### THE PROBLEM
Give every line from the entries that contains "Output".

◆ ◆ ◆ ◆

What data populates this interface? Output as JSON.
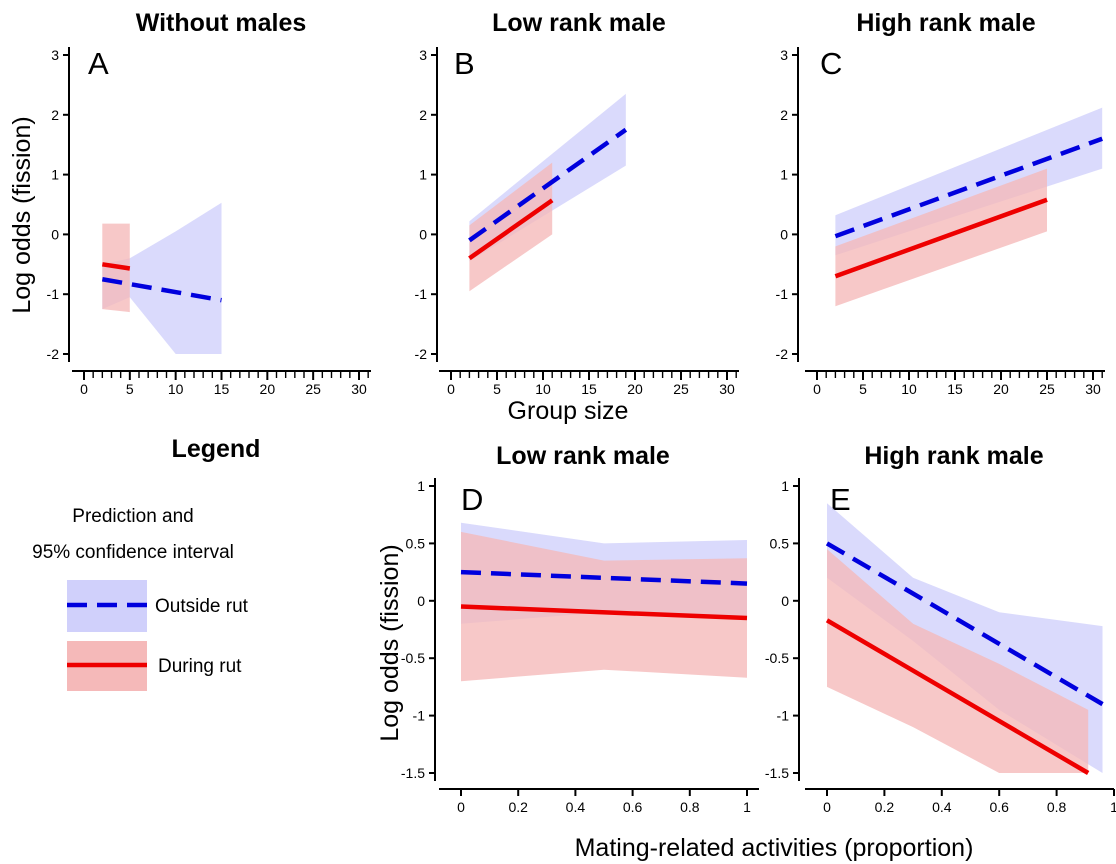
{
  "chart_data": [
    {
      "type": "line",
      "panel": "A",
      "title": "Without males",
      "ylabel": "Log odds (fission)",
      "xlabel": "",
      "xlim": [
        0,
        32
      ],
      "ylim": [
        -2.2,
        3.2
      ],
      "xticks": [
        0,
        5,
        10,
        15,
        20,
        25,
        30
      ],
      "yticks": [
        -2,
        -1,
        0,
        1,
        2,
        3
      ],
      "series": [
        {
          "name": "Outside rut",
          "style": "dashed",
          "color": "#0000dd",
          "band_color": "#d0d0fb",
          "x": [
            2,
            15
          ],
          "y": [
            -0.75,
            -1.1
          ],
          "band": {
            "x": [
              2,
              5,
              10,
              15
            ],
            "lower": [
              -1.25,
              -1.05,
              -2.0,
              -2.0
            ],
            "upper": [
              -0.5,
              -0.4,
              0.05,
              0.53
            ]
          }
        },
        {
          "name": "During rut",
          "style": "solid",
          "color": "#ee0000",
          "band_color": "#f5b9b9",
          "x": [
            2,
            5
          ],
          "y": [
            -0.5,
            -0.57
          ],
          "band": {
            "x": [
              2,
              5
            ],
            "lower": [
              -1.25,
              -1.3
            ],
            "upper": [
              0.18,
              0.18
            ]
          }
        }
      ]
    },
    {
      "type": "line",
      "panel": "B",
      "title": "Low rank male",
      "ylabel": "",
      "xlabel": "Group size",
      "xlim": [
        0,
        32
      ],
      "ylim": [
        -2.2,
        3.2
      ],
      "xticks": [
        0,
        5,
        10,
        15,
        20,
        25,
        30
      ],
      "yticks": [
        -2,
        -1,
        0,
        1,
        2,
        3
      ],
      "series": [
        {
          "name": "Outside rut",
          "style": "dashed",
          "color": "#0000dd",
          "band_color": "#d0d0fb",
          "x": [
            2,
            19
          ],
          "y": [
            -0.1,
            1.75
          ],
          "band": {
            "x": [
              2,
              19
            ],
            "lower": [
              -0.45,
              1.15
            ],
            "upper": [
              0.22,
              2.35
            ]
          }
        },
        {
          "name": "During rut",
          "style": "solid",
          "color": "#ee0000",
          "band_color": "#f5b9b9",
          "x": [
            2,
            11
          ],
          "y": [
            -0.4,
            0.57
          ],
          "band": {
            "x": [
              2,
              11
            ],
            "lower": [
              -0.95,
              0.0
            ],
            "upper": [
              0.15,
              1.2
            ]
          }
        }
      ]
    },
    {
      "type": "line",
      "panel": "C",
      "title": "High rank male",
      "ylabel": "",
      "xlabel": "",
      "xlim": [
        0,
        32
      ],
      "ylim": [
        -2.2,
        3.2
      ],
      "xticks": [
        0,
        5,
        10,
        15,
        20,
        25,
        30
      ],
      "yticks": [
        -2,
        -1,
        0,
        1,
        2,
        3
      ],
      "series": [
        {
          "name": "Outside rut",
          "style": "dashed",
          "color": "#0000dd",
          "band_color": "#d0d0fb",
          "x": [
            2,
            31
          ],
          "y": [
            -0.03,
            1.6
          ],
          "band": {
            "x": [
              2,
              31
            ],
            "lower": [
              -0.35,
              1.1
            ],
            "upper": [
              0.32,
              2.12
            ]
          }
        },
        {
          "name": "During rut",
          "style": "solid",
          "color": "#ee0000",
          "band_color": "#f5b9b9",
          "x": [
            2,
            25
          ],
          "y": [
            -0.7,
            0.58
          ],
          "band": {
            "x": [
              2,
              25
            ],
            "lower": [
              -1.2,
              0.05
            ],
            "upper": [
              -0.2,
              1.1
            ]
          }
        }
      ]
    },
    {
      "type": "line",
      "panel": "D",
      "title": "Low rank male",
      "ylabel": "Log odds (fission)",
      "xlabel": "",
      "xlim": [
        -0.05,
        1.02
      ],
      "ylim": [
        -1.6,
        1.1
      ],
      "xticks": [
        0,
        0.2,
        0.4,
        0.6,
        0.8,
        1
      ],
      "yticks": [
        -1.5,
        -1,
        -0.5,
        0,
        0.5,
        1
      ],
      "series": [
        {
          "name": "Outside rut",
          "style": "dashed",
          "color": "#0000dd",
          "band_color": "#d0d0fb",
          "x": [
            0,
            1
          ],
          "y": [
            0.25,
            0.15
          ],
          "band": {
            "x": [
              0,
              0.5,
              1
            ],
            "lower": [
              -0.2,
              -0.1,
              -0.15
            ],
            "upper": [
              0.68,
              0.5,
              0.53
            ]
          }
        },
        {
          "name": "During rut",
          "style": "solid",
          "color": "#ee0000",
          "band_color": "#f5b9b9",
          "x": [
            0,
            1
          ],
          "y": [
            -0.05,
            -0.15
          ],
          "band": {
            "x": [
              0,
              0.5,
              1
            ],
            "lower": [
              -0.7,
              -0.6,
              -0.67
            ],
            "upper": [
              0.6,
              0.35,
              0.37
            ]
          }
        }
      ]
    },
    {
      "type": "line",
      "panel": "E",
      "title": "High rank male",
      "ylabel": "",
      "xlabel": "Mating-related activities (proportion)",
      "xlim": [
        -0.05,
        1.02
      ],
      "ylim": [
        -1.6,
        1.1
      ],
      "xticks": [
        0,
        0.2,
        0.4,
        0.6,
        0.8,
        1
      ],
      "yticks": [
        -1.5,
        -1,
        -0.5,
        0,
        0.5,
        1
      ],
      "series": [
        {
          "name": "Outside rut",
          "style": "dashed",
          "color": "#0000dd",
          "band_color": "#d0d0fb",
          "x": [
            0,
            0.96
          ],
          "y": [
            0.5,
            -0.9
          ],
          "band": {
            "x": [
              0,
              0.3,
              0.6,
              0.96
            ],
            "lower": [
              0.2,
              -0.35,
              -0.95,
              -1.5
            ],
            "upper": [
              0.85,
              0.2,
              -0.1,
              -0.22
            ]
          }
        },
        {
          "name": "During rut",
          "style": "solid",
          "color": "#ee0000",
          "band_color": "#f5b9b9",
          "x": [
            0,
            0.91
          ],
          "y": [
            -0.17,
            -1.5
          ],
          "band": {
            "x": [
              0,
              0.3,
              0.6,
              0.91
            ],
            "lower": [
              -0.75,
              -1.1,
              -1.5,
              -1.5
            ],
            "upper": [
              0.45,
              -0.2,
              -0.55,
              -0.95
            ]
          }
        }
      ]
    }
  ],
  "legend": {
    "title": "Legend",
    "subtitle_line1": "Prediction and",
    "subtitle_line2": "95% confidence interval",
    "items": [
      {
        "label": "Outside rut",
        "style": "dashed",
        "color": "#0000dd",
        "band_color": "#d0d0fb"
      },
      {
        "label": "During rut",
        "style": "solid",
        "color": "#ee0000",
        "band_color": "#f5b9b9"
      }
    ]
  }
}
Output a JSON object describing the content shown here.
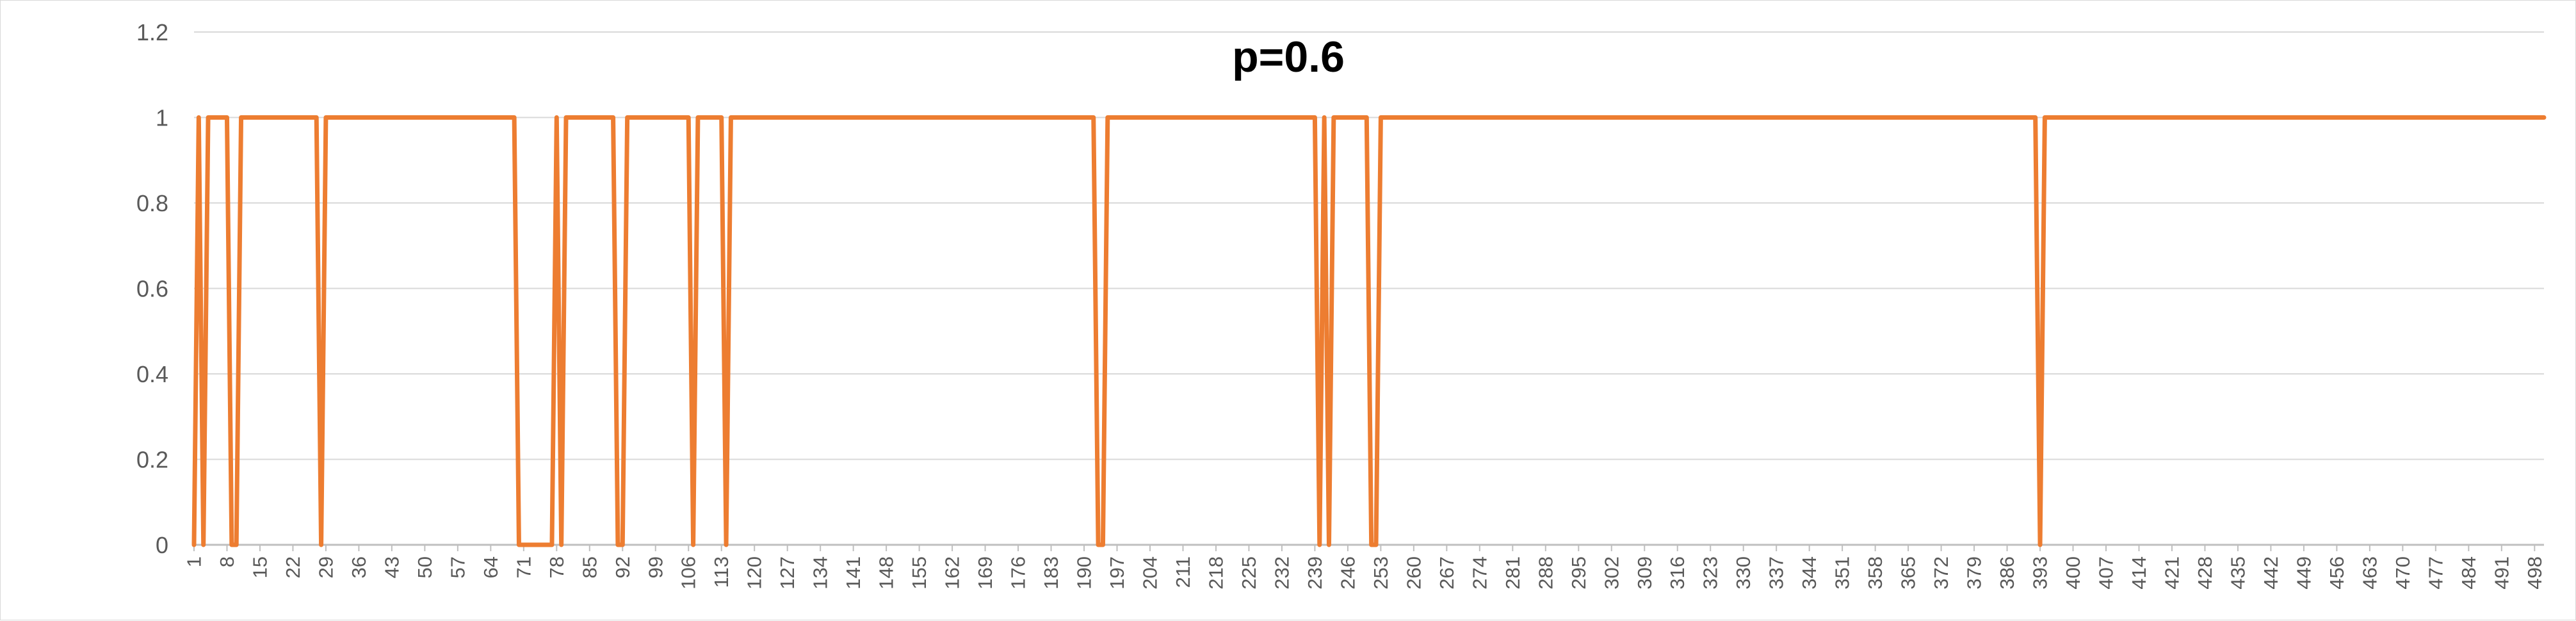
{
  "chart_data": {
    "type": "line",
    "title": "p=0.6",
    "xlabel": "",
    "ylabel": "",
    "ylim": [
      0,
      1.2
    ],
    "yticks": [
      "0",
      "0.2",
      "0.4",
      "0.6",
      "0.8",
      "1",
      "1.2"
    ],
    "x_range": [
      1,
      500
    ],
    "x_tick_labels": [
      1,
      8,
      15,
      22,
      29,
      36,
      43,
      50,
      57,
      64,
      71,
      78,
      85,
      92,
      99,
      106,
      113,
      120,
      127,
      134,
      141,
      148,
      155,
      162,
      169,
      176,
      183,
      190,
      197,
      204,
      211,
      218,
      225,
      232,
      239,
      246,
      253,
      260,
      267,
      274,
      281,
      288,
      295,
      302,
      309,
      316,
      323,
      330,
      337,
      344,
      351,
      358,
      365,
      372,
      379,
      386,
      393,
      400,
      407,
      414,
      421,
      428,
      435,
      442,
      449,
      456,
      463,
      470,
      477,
      484,
      491,
      498
    ],
    "grid": true,
    "legend": "none",
    "series": [
      {
        "color": "#ED7D31",
        "default_value": 1,
        "zero_at_x": [
          1,
          3,
          9,
          10,
          28,
          70,
          71,
          72,
          73,
          74,
          75,
          76,
          77,
          79,
          91,
          92,
          107,
          114,
          193,
          194,
          240,
          242,
          251,
          252,
          393
        ]
      }
    ]
  }
}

◆ ◆ ◆ ◆

### TASK RESULT
What data populates this interface? Output as JSON.
Output a JSON object describing the content shown here.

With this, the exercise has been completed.